Skip the images. Copy the records exactly as written.
--- Start Given records ---
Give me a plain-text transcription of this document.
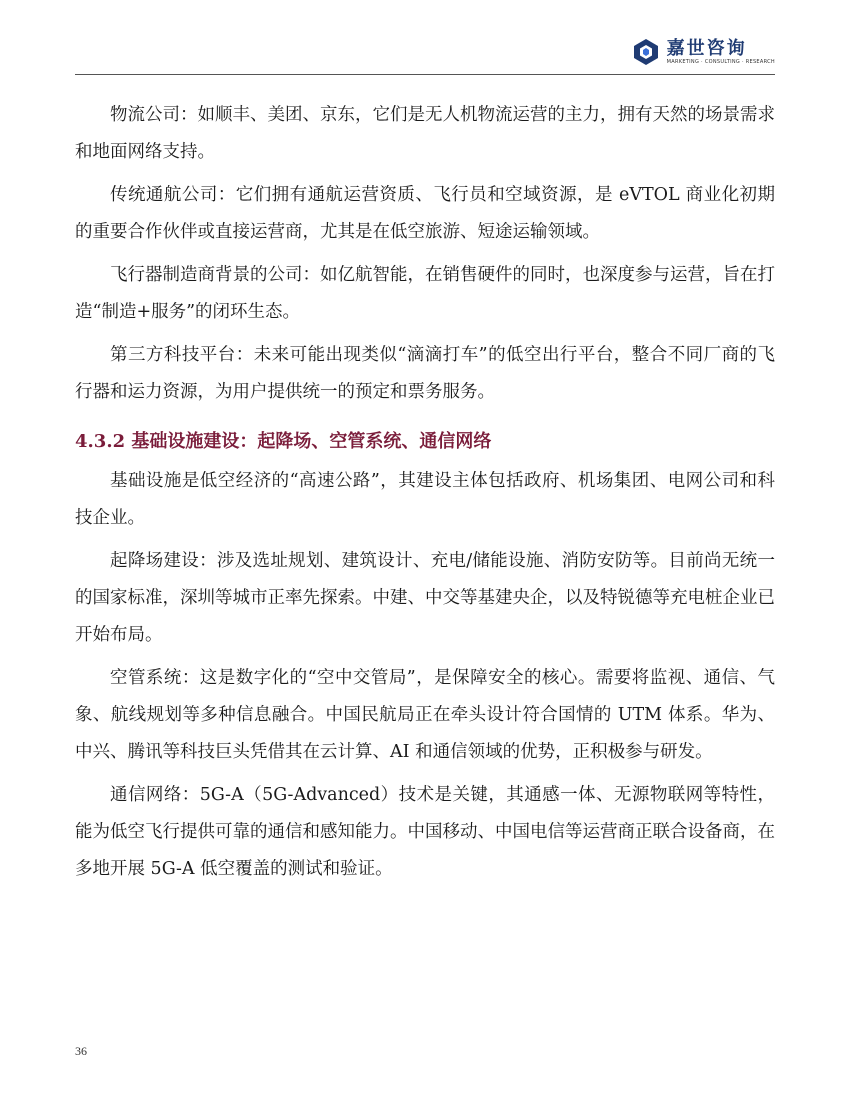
嘉世咨询
MARKETING · CONSULTING · RESEARCH

物流公司：如顺丰、美团、京东，它们是无人机物流运营的主力，拥有天然的场景需求和地面网络支持。

传统通航公司：它们拥有通航运营资质、飞行员和空域资源，是 eVTOL 商业化初期的重要合作伙伴或直接运营商，尤其是在低空旅游、短途运输领域。

飞行器制造商背景的公司：如亿航智能，在销售硬件的同时，也深度参与运营，旨在打造“制造+服务”的闭环生态。

第三方科技平台：未来可能出现类似“滴滴打车”的低空出行平台，整合不同厂商的飞行器和运力资源，为用户提供统一的预定和票务服务。

4.3.2 基础设施建设：起降场、空管系统、通信网络

基础设施是低空经济的“高速公路”，其建设主体包括政府、机场集团、电网公司和科技企业。

起降场建设：涉及选址规划、建筑设计、充电/储能设施、消防安防等。目前尚无统一的国家标准，深圳等城市正率先探索。中建、中交等基建央企，以及特锐德等充电桩企业已开始布局。

空管系统：这是数字化的“空中交管局”，是保障安全的核心。需要将监视、通信、气象、航线规划等多种信息融合。中国民航局正在牵头设计符合国情的 UTM 体系。华为、中兴、腾讯等科技巨头凭借其在云计算、AI 和通信领域的优势，正积极参与研发。

通信网络：5G-A（5G-Advanced）技术是关键，其通感一体、无源物联网等特性，能为低空飞行提供可靠的通信和感知能力。中国移动、中国电信等运营商正联合设备商，在多地开展 5G-A 低空覆盖的测试和验证。

36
--- End Given records ---
Completed task.
Give me a plain-text transcription of this document.
嘉世咨询
MARKETING · CONSULTING · RESEARCH

物流公司：如顺丰、美团、京东，它们是无人机物流运营的主力，拥有天然的场景需求和地面网络支持。

传统通航公司：它们拥有通航运营资质、飞行员和空域资源，是 eVTOL 商业化初期的重要合作伙伴或直接运营商，尤其是在低空旅游、短途运输领域。

飞行器制造商背景的公司：如亿航智能，在销售硬件的同时，也深度参与运营，旨在打造“制造+服务”的闭环生态。

第三方科技平台：未来可能出现类似“滴滴打车”的低空出行平台，整合不同厂商的飞行器和运力资源，为用户提供统一的预定和票务服务。

4.3.2 基础设施建设：起降场、空管系统、通信网络

基础设施是低空经济的“高速公路”，其建设主体包括政府、机场集团、电网公司和科技企业。

起降场建设：涉及选址规划、建筑设计、充电/储能设施、消防安防等。目前尚无统一的国家标准，深圳等城市正率先探索。中建、中交等基建央企，以及特锐德等充电桩企业已开始布局。

空管系统：这是数字化的“空中交管局”，是保障安全的核心。需要将监视、通信、气象、航线规划等多种信息融合。中国民航局正在牵头设计符合国情的 UTM 体系。华为、中兴、腾讯等科技巨头凭借其在云计算、AI 和通信领域的优势，正积极参与研发。

通信网络：5G-A（5G-Advanced）技术是关键，其通感一体、无源物联网等特性，能为低空飞行提供可靠的通信和感知能力。中国移动、中国电信等运营商正联合设备商，在多地开展 5G-A 低空覆盖的测试和验证。

36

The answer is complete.